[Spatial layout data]
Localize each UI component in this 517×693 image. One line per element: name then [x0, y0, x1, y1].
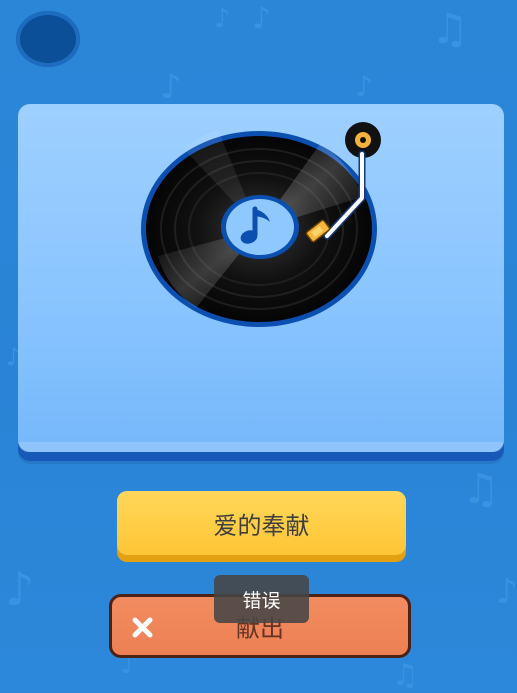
background-music-note-icon: ♪ — [496, 572, 517, 612]
background-music-note-icon: ♫ — [392, 658, 419, 693]
background-music-note-icon: ♫ — [462, 464, 500, 513]
background-music-note-icon: ♪ — [214, 4, 231, 34]
question-card — [18, 104, 504, 452]
close-icon[interactable] — [130, 615, 155, 640]
error-toast-label: 错误 — [242, 589, 281, 612]
error-toast: 错误 — [214, 575, 309, 623]
background-music-note-icon: ♪ — [5, 562, 35, 616]
background-music-note-icon: ♪ — [355, 70, 373, 103]
background-music-note-icon: ♫ — [431, 4, 469, 53]
record-player-icon — [141, 122, 381, 327]
answer-option-label: 爱的奉献 — [213, 511, 310, 540]
progress-dot-icon — [16, 11, 80, 67]
background-music-note-icon: ♪ — [252, 1, 272, 36]
background-music-note-icon: ♪ — [160, 67, 182, 107]
answer-option-button[interactable]: 爱的奉献 — [117, 491, 406, 555]
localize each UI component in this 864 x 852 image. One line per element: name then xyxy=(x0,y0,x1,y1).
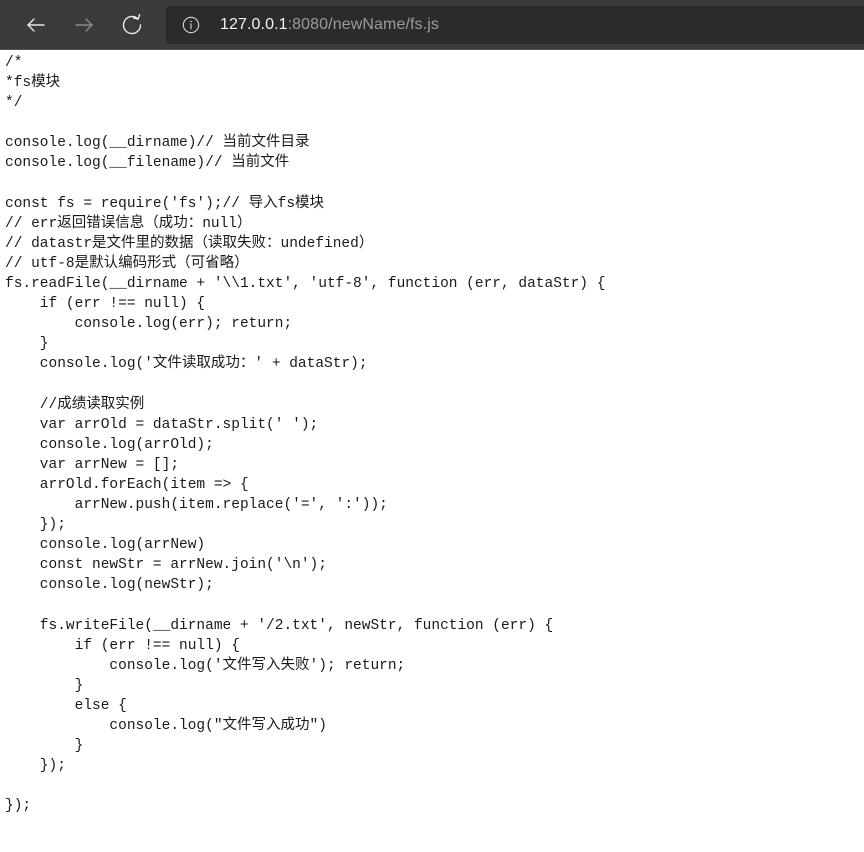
address-bar[interactable]: 127.0.0.1:8080/newName/fs.js xyxy=(166,6,864,44)
arrow-left-icon xyxy=(24,13,48,37)
url-text: 127.0.0.1:8080/newName/fs.js xyxy=(220,16,439,34)
url-path: :8080/newName/fs.js xyxy=(287,16,439,33)
url-host: 127.0.0.1 xyxy=(220,16,288,33)
page-content: /* *fs模块 */ console.log(__dirname)// 当前文… xyxy=(0,50,864,852)
info-circle-icon[interactable] xyxy=(180,14,202,36)
source-code-text: /* *fs模块 */ console.log(__dirname)// 当前文… xyxy=(5,55,606,815)
reload-button[interactable] xyxy=(108,0,156,50)
browser-toolbar: 127.0.0.1:8080/newName/fs.js xyxy=(0,0,864,50)
forward-button[interactable] xyxy=(60,0,108,50)
reload-icon xyxy=(120,13,144,37)
arrow-right-icon xyxy=(72,13,96,37)
back-button[interactable] xyxy=(12,0,60,50)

Exercise => Reproduce all of the records above with every occurrence of "image" substituted by "screenshot", leaving everything else unchanged and omitting the pictures.

The result =>
Localize each UI component in this 517×693 screenshot. One line per element: name then [x0, y0, x1, y1].
background-music-note-icon: ♪ — [496, 572, 517, 612]
background-music-note-icon: ♫ — [392, 658, 419, 693]
background-music-note-icon: ♫ — [462, 464, 500, 513]
background-music-note-icon: ♪ — [214, 4, 231, 34]
question-card — [18, 104, 504, 452]
close-icon[interactable] — [130, 615, 155, 640]
error-toast-label: 错误 — [242, 589, 281, 612]
error-toast: 错误 — [214, 575, 309, 623]
background-music-note-icon: ♪ — [5, 562, 35, 616]
background-music-note-icon: ♪ — [355, 70, 373, 103]
background-music-note-icon: ♫ — [431, 4, 469, 53]
record-player-icon — [141, 122, 381, 327]
answer-option-label: 爱的奉献 — [213, 511, 310, 540]
progress-dot-icon — [16, 11, 80, 67]
background-music-note-icon: ♪ — [252, 1, 272, 36]
background-music-note-icon: ♪ — [160, 67, 182, 107]
answer-option-button[interactable]: 爱的奉献 — [117, 491, 406, 555]
localize each UI component in this 864 x 852 screenshot. One line per element: name then xyxy=(x0,y0,x1,y1).
address-bar[interactable]: 127.0.0.1:8080/newName/fs.js xyxy=(166,6,864,44)
arrow-left-icon xyxy=(24,13,48,37)
url-text: 127.0.0.1:8080/newName/fs.js xyxy=(220,16,439,34)
url-path: :8080/newName/fs.js xyxy=(287,16,439,33)
url-host: 127.0.0.1 xyxy=(220,16,288,33)
page-content: /* *fs模块 */ console.log(__dirname)// 当前文… xyxy=(0,50,864,852)
info-circle-icon[interactable] xyxy=(180,14,202,36)
source-code-text: /* *fs模块 */ console.log(__dirname)// 当前文… xyxy=(5,55,606,815)
reload-button[interactable] xyxy=(108,0,156,50)
browser-toolbar: 127.0.0.1:8080/newName/fs.js xyxy=(0,0,864,50)
forward-button[interactable] xyxy=(60,0,108,50)
reload-icon xyxy=(120,13,144,37)
arrow-right-icon xyxy=(72,13,96,37)
back-button[interactable] xyxy=(12,0,60,50)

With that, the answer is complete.